--- BEGIN ---
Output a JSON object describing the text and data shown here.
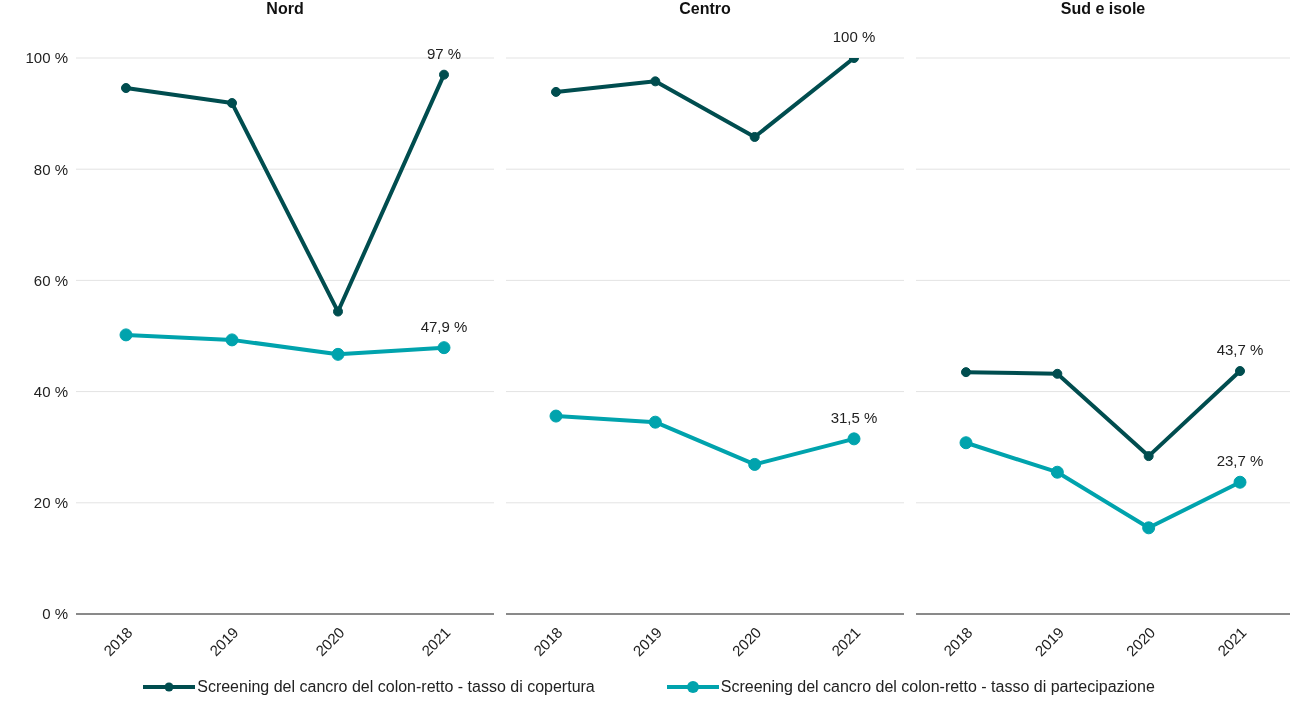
{
  "chart_data": [
    {
      "type": "line",
      "title": "Nord",
      "categories": [
        "2018",
        "2019",
        "2020",
        "2021"
      ],
      "ylim": [
        0,
        100
      ],
      "yticks": [
        {
          "value": 0,
          "label": "0 %"
        },
        {
          "value": 20,
          "label": "20 %"
        },
        {
          "value": 40,
          "label": "40 %"
        },
        {
          "value": 60,
          "label": "60 %"
        },
        {
          "value": 80,
          "label": "80 %"
        },
        {
          "value": 100,
          "label": "100 %"
        }
      ],
      "grid": "y",
      "legend": "bottom",
      "marker": "circle",
      "line_style": "solid",
      "series": [
        {
          "name": "Screening del cancro del colon-retto - tasso di copertura",
          "color": "#004d4f",
          "values": [
            94.6,
            91.9,
            54.4,
            97
          ],
          "value_labels": [
            null,
            null,
            null,
            "97 %"
          ]
        },
        {
          "name": "Screening del cancro del colon-retto - tasso di partecipazione",
          "color": "#00a3ad",
          "values": [
            50.2,
            49.3,
            46.7,
            47.9
          ],
          "value_labels": [
            null,
            null,
            null,
            "47,9 %"
          ]
        }
      ]
    },
    {
      "type": "line",
      "title": "Centro",
      "categories": [
        "2018",
        "2019",
        "2020",
        "2021"
      ],
      "ylim": [
        0,
        100
      ],
      "yticks": [
        {
          "value": 0,
          "label": null
        },
        {
          "value": 20,
          "label": null
        },
        {
          "value": 40,
          "label": null
        },
        {
          "value": 60,
          "label": null
        },
        {
          "value": 80,
          "label": null
        },
        {
          "value": 100,
          "label": null
        }
      ],
      "tick_labels": "x",
      "grid": "y",
      "marker": "circle",
      "line_style": "solid",
      "series": [
        {
          "color": "#004d4f",
          "values": [
            93.9,
            95.8,
            85.8,
            100
          ],
          "value_labels": [
            null,
            null,
            null,
            "100 %"
          ]
        },
        {
          "color": "#00a3ad",
          "values": [
            35.6,
            34.5,
            26.9,
            31.5
          ],
          "value_labels": [
            null,
            null,
            null,
            "31,5 %"
          ]
        }
      ]
    },
    {
      "type": "line",
      "title": "Sud e isole",
      "categories": [
        "2018",
        "2019",
        "2020",
        "2021"
      ],
      "ylim": [
        0,
        100
      ],
      "yticks": [
        {
          "value": 0,
          "label": null
        },
        {
          "value": 20,
          "label": null
        },
        {
          "value": 40,
          "label": null
        },
        {
          "value": 60,
          "label": null
        },
        {
          "value": 80,
          "label": null
        },
        {
          "value": 100,
          "label": null
        }
      ],
      "tick_labels": "x",
      "grid": "y",
      "marker": "circle",
      "line_style": "solid",
      "series": [
        {
          "color": "#004d4f",
          "values": [
            43.5,
            43.2,
            28.4,
            43.7
          ],
          "value_labels": [
            null,
            null,
            null,
            "43,7 %"
          ]
        },
        {
          "color": "#00a3ad",
          "values": [
            30.8,
            25.5,
            15.5,
            23.7
          ],
          "value_labels": [
            null,
            null,
            null,
            "23,7 %"
          ]
        }
      ]
    }
  ]
}
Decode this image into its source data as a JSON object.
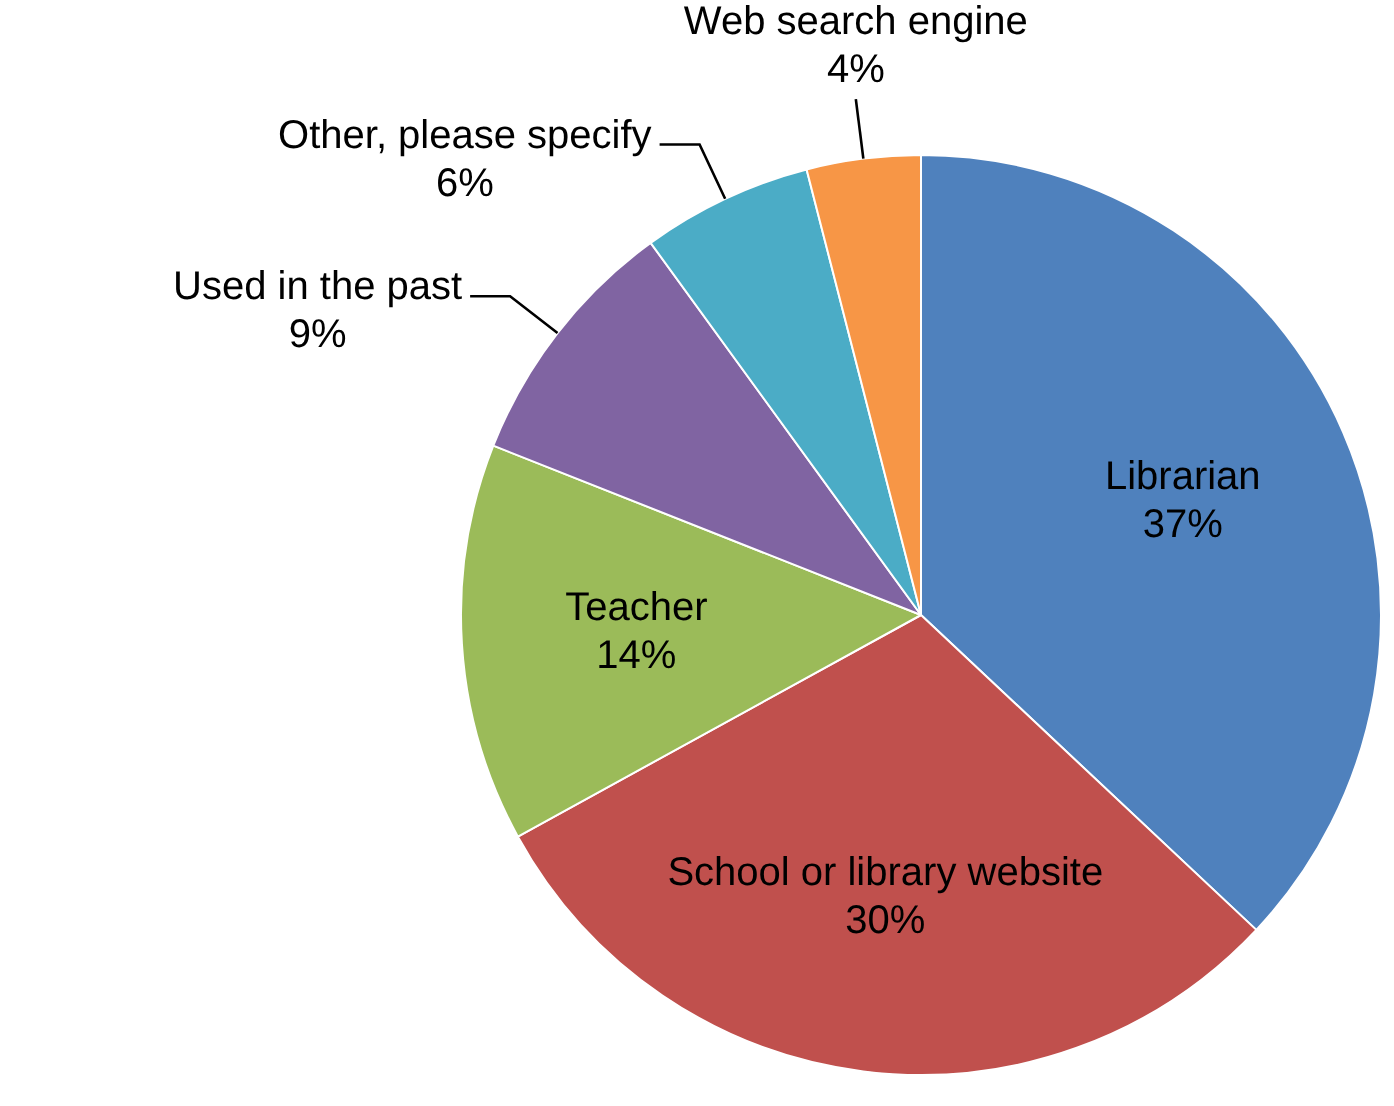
{
  "chart_data": {
    "type": "pie",
    "categories": [
      "Librarian",
      "School or library website",
      "Teacher",
      "Used in the past",
      "Other, please specify",
      "Web search engine"
    ],
    "values": [
      37,
      30,
      14,
      9,
      6,
      4
    ],
    "value_labels": [
      "37%",
      "30%",
      "14%",
      "9%",
      "6%",
      "4%"
    ],
    "colors": [
      "#4f81bd",
      "#c0504d",
      "#9bbb59",
      "#8064a2",
      "#4bacc6",
      "#f79646"
    ],
    "legend": false
  }
}
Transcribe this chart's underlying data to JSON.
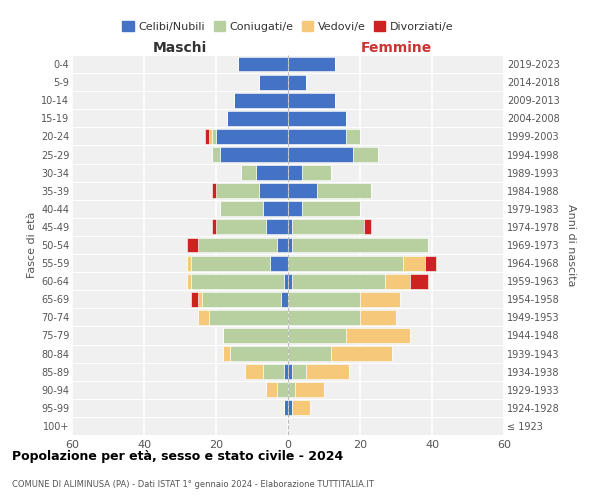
{
  "age_groups": [
    "100+",
    "95-99",
    "90-94",
    "85-89",
    "80-84",
    "75-79",
    "70-74",
    "65-69",
    "60-64",
    "55-59",
    "50-54",
    "45-49",
    "40-44",
    "35-39",
    "30-34",
    "25-29",
    "20-24",
    "15-19",
    "10-14",
    "5-9",
    "0-4"
  ],
  "birth_years": [
    "≤ 1923",
    "1924-1928",
    "1929-1933",
    "1934-1938",
    "1939-1943",
    "1944-1948",
    "1949-1953",
    "1954-1958",
    "1959-1963",
    "1964-1968",
    "1969-1973",
    "1974-1978",
    "1979-1983",
    "1984-1988",
    "1989-1993",
    "1994-1998",
    "1999-2003",
    "2004-2008",
    "2009-2013",
    "2014-2018",
    "2019-2023"
  ],
  "maschi": {
    "celibi": [
      0,
      1,
      0,
      1,
      0,
      0,
      0,
      2,
      1,
      5,
      3,
      6,
      7,
      8,
      9,
      19,
      20,
      17,
      15,
      8,
      14
    ],
    "coniugati": [
      0,
      0,
      3,
      6,
      16,
      18,
      22,
      22,
      26,
      22,
      22,
      14,
      12,
      12,
      4,
      2,
      1,
      0,
      0,
      0,
      0
    ],
    "vedovi": [
      0,
      0,
      3,
      5,
      2,
      0,
      3,
      1,
      1,
      1,
      0,
      0,
      0,
      0,
      0,
      0,
      1,
      0,
      0,
      0,
      0
    ],
    "divorziati": [
      0,
      0,
      0,
      0,
      0,
      0,
      0,
      2,
      0,
      0,
      3,
      1,
      0,
      1,
      0,
      0,
      1,
      0,
      0,
      0,
      0
    ]
  },
  "femmine": {
    "nubili": [
      0,
      1,
      0,
      1,
      0,
      0,
      0,
      0,
      1,
      0,
      1,
      1,
      4,
      8,
      4,
      18,
      16,
      16,
      13,
      5,
      13
    ],
    "coniugate": [
      0,
      0,
      2,
      4,
      12,
      16,
      20,
      20,
      26,
      32,
      38,
      20,
      16,
      15,
      8,
      7,
      4,
      0,
      0,
      0,
      0
    ],
    "vedove": [
      0,
      5,
      8,
      12,
      17,
      18,
      10,
      11,
      7,
      6,
      0,
      0,
      0,
      0,
      0,
      0,
      0,
      0,
      0,
      0,
      0
    ],
    "divorziate": [
      0,
      0,
      0,
      0,
      0,
      0,
      0,
      0,
      5,
      3,
      0,
      2,
      0,
      0,
      0,
      0,
      0,
      0,
      0,
      0,
      0
    ]
  },
  "colors": {
    "celibi": "#4472c4",
    "coniugati": "#b8cfa0",
    "vedovi": "#f5c87a",
    "divorziati": "#cc2222"
  },
  "title": "Popolazione per età, sesso e stato civile - 2024",
  "subtitle": "COMUNE DI ALIMINUSA (PA) - Dati ISTAT 1° gennaio 2024 - Elaborazione TUTTITALIA.IT",
  "xlabel_left": "Maschi",
  "xlabel_right": "Femmine",
  "ylabel_left": "Fasce di età",
  "ylabel_right": "Anni di nascita",
  "xlim": 60,
  "bg_color": "#f0f0f0",
  "legend_labels": [
    "Celibi/Nubili",
    "Coniugati/e",
    "Vedovi/e",
    "Divorziati/e"
  ]
}
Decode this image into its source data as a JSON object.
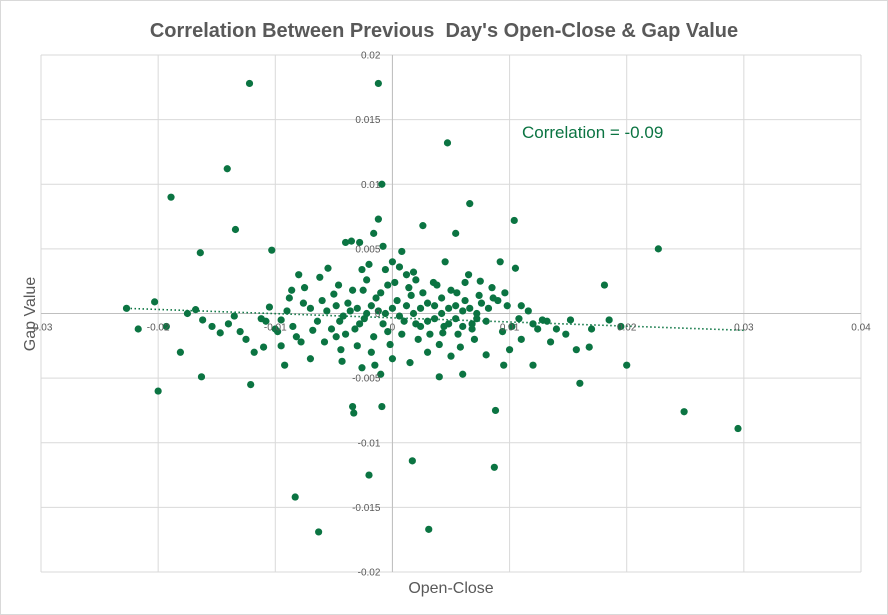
{
  "chart_data": {
    "type": "scatter",
    "title": "Correlation Between Previous  Day's Open-Close & Gap Value",
    "xlabel": "Open-Close",
    "ylabel": "Gap Value",
    "annotation": "Correlation = -0.09",
    "xlim": [
      -0.03,
      0.04
    ],
    "ylim": [
      -0.02,
      0.02
    ],
    "xticks": [
      -0.03,
      -0.02,
      -0.01,
      0,
      0.01,
      0.02,
      0.03,
      0.04
    ],
    "xtick_labels": [
      "-0.03",
      "-0.02",
      "-0.01",
      "0",
      "0.01",
      "0.02",
      "0.03",
      "0.04"
    ],
    "yticks": [
      -0.02,
      -0.015,
      -0.01,
      -0.005,
      0,
      0.005,
      0.01,
      0.015,
      0.02
    ],
    "ytick_labels": [
      "-0.02",
      "-0.015",
      "-0.01",
      "-0.005",
      "0",
      "0.005",
      "0.01",
      "0.015",
      "0.02"
    ],
    "grid": true,
    "trendline": {
      "type": "linear",
      "x": [
        -0.0227,
        0.03
      ],
      "y": [
        0.0004,
        -0.0013
      ]
    },
    "points": [
      [
        -0.0122,
        0.0178
      ],
      [
        -0.0012,
        0.0178
      ],
      [
        -0.0141,
        0.0112
      ],
      [
        -0.0189,
        0.009
      ],
      [
        -0.0134,
        0.0065
      ],
      [
        -0.0164,
        0.0047
      ],
      [
        -0.0103,
        0.0049
      ],
      [
        -0.0009,
        0.01
      ],
      [
        0.0047,
        0.0132
      ],
      [
        0.0066,
        0.0085
      ],
      [
        0.0104,
        0.0072
      ],
      [
        0.0054,
        0.0062
      ],
      [
        0.0227,
        0.005
      ],
      [
        0.0181,
        0.0022
      ],
      [
        -0.0227,
        0.0004
      ],
      [
        -0.0203,
        0.0009
      ],
      [
        -0.0217,
        -0.0012
      ],
      [
        -0.02,
        -0.006
      ],
      [
        -0.0193,
        -0.001
      ],
      [
        -0.0181,
        -0.003
      ],
      [
        -0.0163,
        -0.0049
      ],
      [
        -0.0121,
        -0.0055
      ],
      [
        -0.0083,
        -0.0142
      ],
      [
        -0.0063,
        -0.0169
      ],
      [
        -0.0034,
        -0.0072
      ],
      [
        -0.0033,
        -0.0077
      ],
      [
        -0.002,
        -0.0125
      ],
      [
        -0.0009,
        -0.0072
      ],
      [
        0.0017,
        -0.0114
      ],
      [
        0.0031,
        -0.0167
      ],
      [
        0.0087,
        -0.0119
      ],
      [
        0.0088,
        -0.0075
      ],
      [
        0.016,
        -0.0054
      ],
      [
        0.02,
        -0.004
      ],
      [
        0.0249,
        -0.0076
      ],
      [
        0.0295,
        -0.0089
      ],
      [
        0.0168,
        -0.0026
      ],
      [
        0.012,
        -0.004
      ],
      [
        0.0095,
        -0.004
      ],
      [
        0.006,
        -0.0047
      ],
      [
        0.004,
        -0.0049
      ],
      [
        -0.001,
        -0.0047
      ],
      [
        -0.0043,
        -0.0037
      ],
      [
        -0.007,
        -0.0035
      ],
      [
        -0.0092,
        -0.004
      ],
      [
        -0.011,
        -0.0026
      ],
      [
        -0.0147,
        -0.0015
      ],
      [
        -0.0162,
        -0.0005
      ],
      [
        -0.0168,
        0.0003
      ],
      [
        -0.0175,
        0.0
      ],
      [
        -0.0154,
        -0.001
      ],
      [
        -0.014,
        -0.0008
      ],
      [
        -0.0125,
        -0.002
      ],
      [
        -0.0118,
        -0.003
      ],
      [
        -0.01,
        -0.0012
      ],
      [
        -0.0095,
        -0.0025
      ],
      [
        -0.0088,
        0.0012
      ],
      [
        -0.008,
        0.003
      ],
      [
        -0.0075,
        0.002
      ],
      [
        -0.0062,
        0.0028
      ],
      [
        -0.0055,
        0.0035
      ],
      [
        -0.004,
        0.0055
      ],
      [
        -0.0035,
        0.0056
      ],
      [
        -0.0028,
        0.0055
      ],
      [
        -0.002,
        0.0038
      ],
      [
        -0.0016,
        0.0062
      ],
      [
        -0.0012,
        0.0073
      ],
      [
        -0.0008,
        0.0052
      ],
      [
        0.0,
        0.004
      ],
      [
        0.0008,
        0.0048
      ],
      [
        0.0012,
        0.003
      ],
      [
        0.002,
        0.0026
      ],
      [
        0.0026,
        0.0068
      ],
      [
        0.0035,
        0.0024
      ],
      [
        0.0045,
        0.004
      ],
      [
        0.0055,
        0.0016
      ],
      [
        0.0065,
        0.003
      ],
      [
        0.0075,
        0.0025
      ],
      [
        0.0085,
        0.002
      ],
      [
        0.0092,
        0.004
      ],
      [
        0.0105,
        0.0035
      ],
      [
        0.011,
        0.0006
      ],
      [
        0.012,
        -0.0008
      ],
      [
        0.0128,
        -0.0005
      ],
      [
        0.0135,
        -0.0022
      ],
      [
        0.014,
        -0.0012
      ],
      [
        0.0148,
        -0.0016
      ],
      [
        0.0152,
        -0.0005
      ],
      [
        0.0157,
        -0.0028
      ],
      [
        0.017,
        -0.0012
      ],
      [
        0.0185,
        -0.0005
      ],
      [
        0.0195,
        -0.001
      ],
      [
        0.011,
        -0.002
      ],
      [
        0.01,
        -0.0028
      ],
      [
        0.008,
        -0.0032
      ],
      [
        0.007,
        -0.002
      ],
      [
        0.005,
        -0.0033
      ],
      [
        0.003,
        -0.003
      ],
      [
        0.0015,
        -0.0038
      ],
      [
        0.0,
        -0.0035
      ],
      [
        -0.0015,
        -0.004
      ],
      [
        -0.003,
        -0.0025
      ],
      [
        -0.0048,
        -0.0018
      ],
      [
        -0.0058,
        -0.0022
      ],
      [
        -0.0068,
        -0.0013
      ],
      [
        -0.0078,
        -0.0022
      ],
      [
        -0.0085,
        -0.001
      ],
      [
        -0.0095,
        -0.0005
      ],
      [
        -0.0105,
        0.0005
      ],
      [
        -0.0112,
        -0.0004
      ],
      [
        -0.013,
        -0.0014
      ],
      [
        -0.0135,
        -0.0002
      ],
      [
        -0.0018,
        -0.003
      ],
      [
        -0.0026,
        -0.0042
      ],
      [
        0.0022,
        -0.002
      ],
      [
        0.0043,
        -0.0015
      ],
      [
        0.006,
        -0.001
      ],
      [
        0.0072,
        -0.0004
      ],
      [
        0.0082,
        0.0004
      ],
      [
        0.009,
        0.001
      ],
      [
        0.0098,
        0.0006
      ],
      [
        0.0102,
        -0.001
      ],
      [
        -0.006,
        0.001
      ],
      [
        -0.005,
        0.0015
      ],
      [
        -0.0045,
        -0.0006
      ],
      [
        -0.0038,
        0.0008
      ],
      [
        -0.0032,
        -0.0012
      ],
      [
        -0.0025,
        0.0018
      ],
      [
        -0.0022,
        0.0
      ],
      [
        -0.0014,
        0.0012
      ],
      [
        -0.0008,
        -0.0008
      ],
      [
        -0.0004,
        0.0022
      ],
      [
        0.0004,
        0.001
      ],
      [
        0.001,
        -0.0006
      ],
      [
        0.0016,
        0.0014
      ],
      [
        0.0024,
        -0.001
      ],
      [
        0.003,
        0.0008
      ],
      [
        0.0036,
        -0.0004
      ],
      [
        0.0042,
        0.0012
      ],
      [
        0.0048,
        -0.0008
      ],
      [
        0.0054,
        0.0006
      ],
      [
        0.0062,
        0.001
      ],
      [
        0.0068,
        -0.0008
      ],
      [
        0.0076,
        0.0008
      ],
      [
        -0.007,
        0.0004
      ],
      [
        -0.0064,
        -0.0006
      ],
      [
        -0.0056,
        0.0002
      ],
      [
        -0.0048,
        0.0006
      ],
      [
        -0.0042,
        -0.0002
      ],
      [
        -0.0036,
        0.0002
      ],
      [
        -0.003,
        0.0004
      ],
      [
        -0.0024,
        -0.0004
      ],
      [
        -0.0018,
        0.0006
      ],
      [
        -0.0012,
        0.0002
      ],
      [
        -0.0006,
        0.0
      ],
      [
        0.0,
        0.0004
      ],
      [
        0.0006,
        -0.0002
      ],
      [
        0.0012,
        0.0006
      ],
      [
        0.0018,
        0.0
      ],
      [
        0.0024,
        0.0004
      ],
      [
        0.003,
        -0.0006
      ],
      [
        0.0036,
        0.0006
      ],
      [
        0.0042,
        0.0
      ],
      [
        0.0048,
        0.0004
      ],
      [
        0.0054,
        -0.0004
      ],
      [
        0.006,
        0.0002
      ],
      [
        0.0066,
        0.0004
      ],
      [
        0.0072,
        0.0
      ],
      [
        -0.0052,
        -0.0012
      ],
      [
        -0.004,
        -0.0016
      ],
      [
        -0.0028,
        -0.0008
      ],
      [
        -0.0016,
        -0.0018
      ],
      [
        -0.0004,
        -0.0014
      ],
      [
        0.0008,
        -0.0016
      ],
      [
        0.002,
        -0.0008
      ],
      [
        0.0032,
        -0.0016
      ],
      [
        0.0044,
        -0.001
      ],
      [
        0.0056,
        -0.0016
      ],
      [
        0.0068,
        -0.0012
      ],
      [
        0.008,
        -0.0006
      ],
      [
        -0.0046,
        0.0022
      ],
      [
        -0.0034,
        0.0018
      ],
      [
        -0.0022,
        0.0026
      ],
      [
        -0.001,
        0.0016
      ],
      [
        0.0002,
        0.0024
      ],
      [
        0.0014,
        0.002
      ],
      [
        0.0026,
        0.0016
      ],
      [
        0.0038,
        0.0022
      ],
      [
        0.005,
        0.0018
      ],
      [
        0.0062,
        0.0024
      ],
      [
        0.0074,
        0.0014
      ],
      [
        0.0086,
        0.0012
      ],
      [
        -0.0006,
        0.0034
      ],
      [
        0.0006,
        0.0036
      ],
      [
        -0.0026,
        0.0034
      ],
      [
        0.0018,
        0.0032
      ],
      [
        -0.0044,
        -0.0028
      ],
      [
        -0.0002,
        -0.0024
      ],
      [
        0.004,
        -0.0024
      ],
      [
        0.0058,
        -0.0026
      ],
      [
        -0.0086,
        0.0018
      ],
      [
        -0.0082,
        -0.0018
      ],
      [
        -0.0076,
        0.0008
      ],
      [
        -0.009,
        0.0002
      ],
      [
        -0.0098,
        -0.0014
      ],
      [
        -0.0108,
        -0.0006
      ],
      [
        0.0094,
        -0.0014
      ],
      [
        0.0108,
        -0.0004
      ],
      [
        0.0116,
        0.0002
      ],
      [
        0.0124,
        -0.0012
      ],
      [
        0.0132,
        -0.0006
      ],
      [
        0.0096,
        0.0016
      ]
    ]
  }
}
--- END ---
SET TASK:
Find the lines above that contain the word "Open" and collect them.

FINAL RESULT:
    "title": "Correlation Between Previous  Day's Open-Close & Gap Value",
    "xlabel": "Open-Close",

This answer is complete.